● GOAL
Set down exactly the lines from the one containing "Read this page and output its text content." through the last line of the records below, both included, and nothing else.

>> Start DATA SHOWN

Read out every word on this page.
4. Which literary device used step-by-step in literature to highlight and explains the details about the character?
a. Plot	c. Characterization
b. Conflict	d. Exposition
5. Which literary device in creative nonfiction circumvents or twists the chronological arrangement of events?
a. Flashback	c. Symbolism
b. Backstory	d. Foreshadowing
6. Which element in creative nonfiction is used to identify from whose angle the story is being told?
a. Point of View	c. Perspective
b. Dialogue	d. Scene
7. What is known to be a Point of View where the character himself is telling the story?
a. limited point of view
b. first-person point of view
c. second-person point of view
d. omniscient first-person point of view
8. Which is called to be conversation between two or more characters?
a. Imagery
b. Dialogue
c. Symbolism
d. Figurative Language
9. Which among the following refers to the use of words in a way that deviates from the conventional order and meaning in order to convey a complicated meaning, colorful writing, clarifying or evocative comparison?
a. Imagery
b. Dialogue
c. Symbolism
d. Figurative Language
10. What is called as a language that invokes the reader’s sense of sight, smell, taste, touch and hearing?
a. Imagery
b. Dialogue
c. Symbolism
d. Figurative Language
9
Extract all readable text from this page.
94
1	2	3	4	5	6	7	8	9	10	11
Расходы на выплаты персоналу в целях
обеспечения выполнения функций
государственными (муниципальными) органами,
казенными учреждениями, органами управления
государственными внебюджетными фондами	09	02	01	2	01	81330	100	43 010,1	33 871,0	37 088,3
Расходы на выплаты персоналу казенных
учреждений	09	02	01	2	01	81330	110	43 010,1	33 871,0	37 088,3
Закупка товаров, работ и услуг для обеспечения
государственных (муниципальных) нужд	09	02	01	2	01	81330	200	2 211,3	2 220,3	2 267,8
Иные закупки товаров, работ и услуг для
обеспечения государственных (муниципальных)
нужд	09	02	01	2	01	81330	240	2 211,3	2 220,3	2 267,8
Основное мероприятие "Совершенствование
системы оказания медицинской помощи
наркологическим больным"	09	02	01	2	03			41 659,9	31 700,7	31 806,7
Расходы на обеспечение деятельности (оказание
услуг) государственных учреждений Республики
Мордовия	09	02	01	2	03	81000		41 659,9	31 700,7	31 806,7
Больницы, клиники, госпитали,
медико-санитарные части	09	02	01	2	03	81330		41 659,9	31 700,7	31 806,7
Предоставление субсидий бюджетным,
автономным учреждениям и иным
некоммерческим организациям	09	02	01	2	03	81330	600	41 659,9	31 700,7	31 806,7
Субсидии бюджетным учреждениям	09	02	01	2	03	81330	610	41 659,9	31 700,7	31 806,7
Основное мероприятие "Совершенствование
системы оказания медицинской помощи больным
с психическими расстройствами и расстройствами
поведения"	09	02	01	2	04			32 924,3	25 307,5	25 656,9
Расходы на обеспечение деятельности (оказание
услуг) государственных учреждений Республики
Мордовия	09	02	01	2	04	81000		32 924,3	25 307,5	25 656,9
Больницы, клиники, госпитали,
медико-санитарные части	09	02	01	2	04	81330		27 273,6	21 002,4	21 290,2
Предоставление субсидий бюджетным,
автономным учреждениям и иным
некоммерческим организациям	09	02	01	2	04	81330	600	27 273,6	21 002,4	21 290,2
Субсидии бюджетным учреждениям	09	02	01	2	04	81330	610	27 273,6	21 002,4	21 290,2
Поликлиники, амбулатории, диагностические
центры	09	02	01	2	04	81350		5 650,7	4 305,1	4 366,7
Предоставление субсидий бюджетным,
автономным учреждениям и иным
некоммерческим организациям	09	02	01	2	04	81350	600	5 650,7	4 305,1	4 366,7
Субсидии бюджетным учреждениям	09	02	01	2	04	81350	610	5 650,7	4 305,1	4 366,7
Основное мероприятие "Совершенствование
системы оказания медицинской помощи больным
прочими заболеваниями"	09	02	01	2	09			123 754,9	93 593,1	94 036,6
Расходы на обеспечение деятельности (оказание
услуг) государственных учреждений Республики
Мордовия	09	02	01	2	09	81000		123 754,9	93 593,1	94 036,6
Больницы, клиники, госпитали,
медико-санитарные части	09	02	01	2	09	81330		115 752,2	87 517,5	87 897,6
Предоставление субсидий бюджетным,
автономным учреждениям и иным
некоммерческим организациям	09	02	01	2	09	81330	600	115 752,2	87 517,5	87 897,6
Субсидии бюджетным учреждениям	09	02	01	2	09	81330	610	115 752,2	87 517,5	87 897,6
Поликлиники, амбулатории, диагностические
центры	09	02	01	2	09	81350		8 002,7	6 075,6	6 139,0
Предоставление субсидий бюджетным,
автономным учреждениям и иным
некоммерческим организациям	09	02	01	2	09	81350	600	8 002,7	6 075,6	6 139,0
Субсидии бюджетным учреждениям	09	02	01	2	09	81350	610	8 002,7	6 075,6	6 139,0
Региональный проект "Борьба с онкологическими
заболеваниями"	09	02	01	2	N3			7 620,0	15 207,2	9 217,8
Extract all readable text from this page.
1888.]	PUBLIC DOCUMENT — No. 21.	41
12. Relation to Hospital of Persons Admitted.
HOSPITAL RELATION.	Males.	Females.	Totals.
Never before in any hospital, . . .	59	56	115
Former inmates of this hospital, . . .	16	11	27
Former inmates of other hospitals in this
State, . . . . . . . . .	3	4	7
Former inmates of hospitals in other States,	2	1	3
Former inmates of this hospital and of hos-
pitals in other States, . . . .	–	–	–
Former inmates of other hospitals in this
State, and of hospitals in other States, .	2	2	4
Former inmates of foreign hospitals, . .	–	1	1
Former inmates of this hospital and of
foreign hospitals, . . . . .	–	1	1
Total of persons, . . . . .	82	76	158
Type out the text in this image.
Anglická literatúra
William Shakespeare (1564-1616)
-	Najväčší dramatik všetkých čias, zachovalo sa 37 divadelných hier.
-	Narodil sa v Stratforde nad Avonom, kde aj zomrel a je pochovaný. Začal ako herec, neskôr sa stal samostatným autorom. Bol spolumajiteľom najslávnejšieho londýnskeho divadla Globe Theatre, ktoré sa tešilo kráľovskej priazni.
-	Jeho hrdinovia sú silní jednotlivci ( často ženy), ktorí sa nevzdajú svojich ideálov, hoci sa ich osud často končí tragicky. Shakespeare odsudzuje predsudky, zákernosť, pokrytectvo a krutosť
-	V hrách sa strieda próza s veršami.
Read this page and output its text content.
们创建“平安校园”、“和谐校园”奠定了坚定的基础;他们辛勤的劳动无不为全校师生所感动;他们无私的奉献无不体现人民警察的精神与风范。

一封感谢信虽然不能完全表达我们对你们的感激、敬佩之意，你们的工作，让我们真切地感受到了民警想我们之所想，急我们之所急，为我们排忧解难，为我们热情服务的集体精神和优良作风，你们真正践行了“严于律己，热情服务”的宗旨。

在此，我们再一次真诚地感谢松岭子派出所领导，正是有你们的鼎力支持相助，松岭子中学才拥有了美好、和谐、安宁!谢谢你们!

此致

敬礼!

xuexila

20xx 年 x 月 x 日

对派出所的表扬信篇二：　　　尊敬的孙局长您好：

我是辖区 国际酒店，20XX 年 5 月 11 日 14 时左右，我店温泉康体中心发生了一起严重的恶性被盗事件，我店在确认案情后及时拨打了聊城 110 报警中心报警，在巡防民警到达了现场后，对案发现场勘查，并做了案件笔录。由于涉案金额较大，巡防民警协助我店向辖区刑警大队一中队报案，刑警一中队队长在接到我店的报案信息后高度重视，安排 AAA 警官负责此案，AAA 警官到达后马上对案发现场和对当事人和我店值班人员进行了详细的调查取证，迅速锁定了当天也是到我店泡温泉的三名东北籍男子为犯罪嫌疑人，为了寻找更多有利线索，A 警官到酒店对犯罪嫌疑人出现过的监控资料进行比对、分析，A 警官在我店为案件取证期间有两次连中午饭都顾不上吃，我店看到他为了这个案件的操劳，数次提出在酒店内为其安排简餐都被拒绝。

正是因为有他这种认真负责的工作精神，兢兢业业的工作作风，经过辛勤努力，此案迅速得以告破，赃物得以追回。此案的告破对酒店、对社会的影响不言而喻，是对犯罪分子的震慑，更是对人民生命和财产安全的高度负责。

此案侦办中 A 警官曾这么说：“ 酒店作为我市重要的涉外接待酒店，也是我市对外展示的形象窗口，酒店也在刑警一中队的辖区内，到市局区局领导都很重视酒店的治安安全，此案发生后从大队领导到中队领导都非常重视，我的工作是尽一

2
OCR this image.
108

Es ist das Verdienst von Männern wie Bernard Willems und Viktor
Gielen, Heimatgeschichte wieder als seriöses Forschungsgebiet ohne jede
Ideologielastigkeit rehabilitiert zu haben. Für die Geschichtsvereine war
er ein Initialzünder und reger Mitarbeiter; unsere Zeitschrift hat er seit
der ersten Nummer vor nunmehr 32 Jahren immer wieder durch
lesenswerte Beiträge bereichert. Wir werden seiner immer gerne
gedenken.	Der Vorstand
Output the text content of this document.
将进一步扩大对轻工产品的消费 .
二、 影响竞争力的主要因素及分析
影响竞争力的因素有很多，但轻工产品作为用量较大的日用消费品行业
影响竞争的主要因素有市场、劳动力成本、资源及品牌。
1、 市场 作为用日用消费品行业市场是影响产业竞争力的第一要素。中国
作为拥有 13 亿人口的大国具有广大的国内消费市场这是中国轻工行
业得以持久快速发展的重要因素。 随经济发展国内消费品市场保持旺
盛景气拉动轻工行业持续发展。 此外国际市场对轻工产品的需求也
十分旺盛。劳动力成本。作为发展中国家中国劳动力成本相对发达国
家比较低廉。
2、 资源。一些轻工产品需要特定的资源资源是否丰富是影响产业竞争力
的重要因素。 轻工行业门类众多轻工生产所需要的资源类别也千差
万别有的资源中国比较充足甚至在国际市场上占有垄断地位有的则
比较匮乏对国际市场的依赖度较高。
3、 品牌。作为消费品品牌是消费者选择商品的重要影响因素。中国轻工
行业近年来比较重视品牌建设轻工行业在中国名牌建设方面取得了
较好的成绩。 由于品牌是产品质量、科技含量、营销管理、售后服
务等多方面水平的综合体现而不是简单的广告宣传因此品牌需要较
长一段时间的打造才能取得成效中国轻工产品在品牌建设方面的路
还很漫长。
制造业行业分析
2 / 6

>> End DATA SHOWN

● TASK ANSWER
Read this page and output its text content.
们创建“平安校园”、“和谐校园”奠定了坚定的基础;他们辛勤的劳动无不为全校师生所感动;他们无私的奉献无不体现人民警察的精神与风范。

一封感谢信虽然不能完全表达我们对你们的感激、敬佩之意，你们的工作，让我们真切地感受到了民警想我们之所想，急我们之所急，为我们排忧解难，为我们热情服务的集体精神和优良作风，你们真正践行了“严于律己，热情服务”的宗旨。

在此，我们再一次真诚地感谢松岭子派出所领导，正是有你们的鼎力支持相助，松岭子中学才拥有了美好、和谐、安宁!谢谢你们!

此致

敬礼!

xuexila

20xx 年 x 月 x 日

对派出所的表扬信篇二：　　　尊敬的孙局长您好：

我是辖区 国际酒店，20XX 年 5 月 11 日 14 时左右，我店温泉康体中心发生了一起严重的恶性被盗事件，我店在确认案情后及时拨打了聊城 110 报警中心报警，在巡防民警到达了现场后，对案发现场勘查，并做了案件笔录。由于涉案金额较大，巡防民警协助我店向辖区刑警大队一中队报案，刑警一中队队长在接到我店的报案信息后高度重视，安排 AAA 警官负责此案，AAA 警官到达后马上对案发现场和对当事人和我店值班人员进行了详细的调查取证，迅速锁定了当天也是到我店泡温泉的三名东北籍男子为犯罪嫌疑人，为了寻找更多有利线索，A 警官到酒店对犯罪嫌疑人出现过的监控资料进行比对、分析，A 警官在我店为案件取证期间有两次连中午饭都顾不上吃，我店看到他为了这个案件的操劳，数次提出在酒店内为其安排简餐都被拒绝。

正是因为有他这种认真负责的工作精神，兢兢业业的工作作风，经过辛勤努力，此案迅速得以告破，赃物得以追回。此案的告破对酒店、对社会的影响不言而喻，是对犯罪分子的震慑，更是对人民生命和财产安全的高度负责。

此案侦办中 A 警官曾这么说：“ 酒店作为我市重要的涉外接待酒店，也是我市对外展示的形象窗口，酒店也在刑警一中队的辖区内，到市局区局领导都很重视酒店的治安安全，此案发生后从大队领导到中队领导都非常重视，我的工作是尽一

2
OCR this image.
108

Es ist das Verdienst von Männern wie Bernard Willems und Viktor
Gielen, Heimatgeschichte wieder als seriöses Forschungsgebiet ohne jede
Ideologielastigkeit rehabilitiert zu haben. Für die Geschichtsvereine war
er ein Initialzünder und reger Mitarbeiter; unsere Zeitschrift hat er seit
der ersten Nummer vor nunmehr 32 Jahren immer wieder durch
lesenswerte Beiträge bereichert. Wir werden seiner immer gerne
gedenken.	Der Vorstand
Output the text content of this document.
将进一步扩大对轻工产品的消费 .
二、 影响竞争力的主要因素及分析
影响竞争力的因素有很多，但轻工产品作为用量较大的日用消费品行业
影响竞争的主要因素有市场、劳动力成本、资源及品牌。
1、 市场 作为用日用消费品行业市场是影响产业竞争力的第一要素。中国
作为拥有 13 亿人口的大国具有广大的国内消费市场这是中国轻工行
业得以持久快速发展的重要因素。 随经济发展国内消费品市场保持旺
盛景气拉动轻工行业持续发展。 此外国际市场对轻工产品的需求也
十分旺盛。劳动力成本。作为发展中国家中国劳动力成本相对发达国
家比较低廉。
2、 资源。一些轻工产品需要特定的资源资源是否丰富是影响产业竞争力
的重要因素。 轻工行业门类众多轻工生产所需要的资源类别也千差
万别有的资源中国比较充足甚至在国际市场上占有垄断地位有的则
比较匮乏对国际市场的依赖度较高。
3、 品牌。作为消费品品牌是消费者选择商品的重要影响因素。中国轻工
行业近年来比较重视品牌建设轻工行业在中国名牌建设方面取得了
较好的成绩。 由于品牌是产品质量、科技含量、营销管理、售后服
务等多方面水平的综合体现而不是简单的广告宣传因此品牌需要较
长一段时间的打造才能取得成效中国轻工产品在品牌建设方面的路
还很漫长。
制造业行业分析
2 / 6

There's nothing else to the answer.